• [THE EXERCISE] Could you put every line of the data below into a numbered list, skipping any blank lines?

[Rows from a dataset]

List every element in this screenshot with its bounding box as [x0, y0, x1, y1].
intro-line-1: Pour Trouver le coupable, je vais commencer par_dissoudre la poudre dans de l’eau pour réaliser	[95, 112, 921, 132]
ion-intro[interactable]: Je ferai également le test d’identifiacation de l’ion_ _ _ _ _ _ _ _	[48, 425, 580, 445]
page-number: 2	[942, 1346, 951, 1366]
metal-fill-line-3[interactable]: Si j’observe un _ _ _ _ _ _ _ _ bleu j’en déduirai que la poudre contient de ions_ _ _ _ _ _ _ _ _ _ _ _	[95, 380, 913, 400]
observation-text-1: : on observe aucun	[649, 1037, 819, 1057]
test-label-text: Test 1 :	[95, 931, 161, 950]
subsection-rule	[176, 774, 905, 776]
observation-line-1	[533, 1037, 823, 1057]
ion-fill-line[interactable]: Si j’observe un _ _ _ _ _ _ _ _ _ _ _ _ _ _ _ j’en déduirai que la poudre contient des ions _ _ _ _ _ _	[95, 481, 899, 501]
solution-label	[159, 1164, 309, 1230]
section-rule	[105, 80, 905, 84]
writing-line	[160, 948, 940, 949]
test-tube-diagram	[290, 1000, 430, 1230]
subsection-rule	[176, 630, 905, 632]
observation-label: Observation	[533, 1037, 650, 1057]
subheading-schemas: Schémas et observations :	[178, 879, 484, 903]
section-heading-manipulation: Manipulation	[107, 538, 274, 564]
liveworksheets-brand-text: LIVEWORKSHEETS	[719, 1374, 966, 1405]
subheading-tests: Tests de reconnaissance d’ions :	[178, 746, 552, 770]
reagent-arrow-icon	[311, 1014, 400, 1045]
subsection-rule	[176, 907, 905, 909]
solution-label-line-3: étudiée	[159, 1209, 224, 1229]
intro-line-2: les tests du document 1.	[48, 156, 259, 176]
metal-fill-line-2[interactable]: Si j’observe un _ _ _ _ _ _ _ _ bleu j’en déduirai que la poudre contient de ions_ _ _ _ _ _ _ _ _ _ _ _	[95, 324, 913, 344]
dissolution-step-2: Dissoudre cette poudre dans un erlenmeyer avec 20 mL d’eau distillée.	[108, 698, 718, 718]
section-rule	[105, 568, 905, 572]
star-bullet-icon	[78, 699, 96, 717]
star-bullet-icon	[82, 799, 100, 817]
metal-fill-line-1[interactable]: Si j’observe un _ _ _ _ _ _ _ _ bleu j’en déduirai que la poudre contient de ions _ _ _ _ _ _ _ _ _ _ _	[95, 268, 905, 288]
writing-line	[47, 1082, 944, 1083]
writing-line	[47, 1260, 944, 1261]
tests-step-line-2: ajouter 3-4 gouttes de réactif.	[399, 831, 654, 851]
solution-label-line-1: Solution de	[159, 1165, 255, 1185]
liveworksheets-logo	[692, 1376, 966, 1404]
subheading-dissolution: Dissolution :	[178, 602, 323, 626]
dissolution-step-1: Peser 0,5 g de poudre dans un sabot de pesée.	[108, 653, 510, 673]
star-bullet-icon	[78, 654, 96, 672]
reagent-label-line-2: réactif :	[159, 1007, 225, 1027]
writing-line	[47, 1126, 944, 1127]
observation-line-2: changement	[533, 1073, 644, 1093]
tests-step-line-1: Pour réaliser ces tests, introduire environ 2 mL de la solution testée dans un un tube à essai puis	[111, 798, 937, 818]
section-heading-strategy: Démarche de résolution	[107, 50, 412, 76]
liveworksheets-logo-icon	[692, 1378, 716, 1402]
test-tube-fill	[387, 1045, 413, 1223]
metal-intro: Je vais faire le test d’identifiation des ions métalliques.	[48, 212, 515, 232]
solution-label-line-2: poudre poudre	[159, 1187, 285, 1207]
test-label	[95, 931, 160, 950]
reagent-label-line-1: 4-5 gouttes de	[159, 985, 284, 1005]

• [IN RESPONSE]
1. List every element in this screenshot with its bounding box as [x0, y0, x1, y1].
2. intro-line-1: Pour Trouver le coupable, je vais commencer par_dissoudre la poudre dans de l’eau pour réaliser	[95, 112, 921, 132]
3. ion-intro[interactable]: Je ferai également le test d’identifiacation de l’ion_ _ _ _ _ _ _ _	[48, 425, 580, 445]
4. page-number: 2	[942, 1346, 951, 1366]
5. metal-fill-line-3[interactable]: Si j’observe un _ _ _ _ _ _ _ _ bleu j’en déduirai que la poudre contient de ions_ _ _ _ _ _ _ _ _ _ _ _	[95, 380, 913, 400]
6. observation-text-1: : on observe aucun	[649, 1037, 819, 1057]
7. test-label-text: Test 1 :	[95, 931, 161, 950]
8. subsection-rule	[176, 774, 905, 776]
9. observation-line-1	[533, 1037, 823, 1057]
10. ion-fill-line[interactable]: Si j’observe un _ _ _ _ _ _ _ _ _ _ _ _ _ _ _ j’en déduirai que la poudre contient des ions _ _ _ _ _ _	[95, 481, 899, 501]
11. solution-label	[159, 1164, 309, 1230]
12. section-rule	[105, 80, 905, 84]
13. writing-line	[160, 948, 940, 949]
14. test-tube-diagram	[290, 1000, 430, 1230]
15. subsection-rule	[176, 630, 905, 632]
16. observation-label: Observation	[533, 1037, 650, 1057]
17. subheading-schemas: Schémas et observations :	[178, 879, 484, 903]
18. section-heading-manipulation: Manipulation	[107, 538, 274, 564]
19. liveworksheets-brand-text: LIVEWORKSHEETS	[719, 1374, 966, 1405]
20. subheading-tests: Tests de reconnaissance d’ions :	[178, 746, 552, 770]
21. reagent-arrow-icon	[311, 1014, 400, 1045]
22. subsection-rule	[176, 907, 905, 909]
23. solution-label-line-3: étudiée	[159, 1209, 224, 1229]
24. intro-line-2: les tests du document 1.	[48, 156, 259, 176]
25. metal-fill-line-2[interactable]: Si j’observe un _ _ _ _ _ _ _ _ bleu j’en déduirai que la poudre contient de ions_ _ _ _ _ _ _ _ _ _ _ _	[95, 324, 913, 344]
26. dissolution-step-2: Dissoudre cette poudre dans un erlenmeyer avec 20 mL d’eau distillée.	[108, 698, 718, 718]
27. section-rule	[105, 568, 905, 572]
28. star-bullet-icon	[78, 699, 96, 717]
29. star-bullet-icon	[82, 799, 100, 817]
30. metal-fill-line-1[interactable]: Si j’observe un _ _ _ _ _ _ _ _ bleu j’en déduirai que la poudre contient de ions _ _ _ _ _ _ _ _ _ _ _	[95, 268, 905, 288]
31. writing-line	[47, 1082, 944, 1083]
32. writing-line	[47, 1260, 944, 1261]
33. tests-step-line-2: ajouter 3-4 gouttes de réactif.	[399, 831, 654, 851]
34. solution-label-line-1: Solution de	[159, 1165, 255, 1185]
35. liveworksheets-logo	[692, 1376, 966, 1404]
36. subheading-dissolution: Dissolution :	[178, 602, 323, 626]
37. dissolution-step-1: Peser 0,5 g de poudre dans un sabot de pesée.	[108, 653, 510, 673]
38. star-bullet-icon	[78, 654, 96, 672]
39. reagent-label-line-2: réactif :	[159, 1007, 225, 1027]
40. writing-line	[47, 1126, 944, 1127]
41. observation-line-2: changement	[533, 1073, 644, 1093]
42. tests-step-line-1: Pour réaliser ces tests, introduire environ 2 mL de la solution testée dans un un tube à essai puis	[111, 798, 937, 818]
43. section-heading-strategy: Démarche de résolution	[107, 50, 412, 76]
44. liveworksheets-logo-icon	[692, 1378, 716, 1402]
45. test-tube-fill	[387, 1045, 413, 1223]
46. metal-intro: Je vais faire le test d’identifiation des ions métalliques.	[48, 212, 515, 232]
47. solution-label-line-2: poudre poudre	[159, 1187, 285, 1207]
48. test-label	[95, 931, 160, 950]
49. reagent-label-line-1: 4-5 gouttes de	[159, 985, 284, 1005]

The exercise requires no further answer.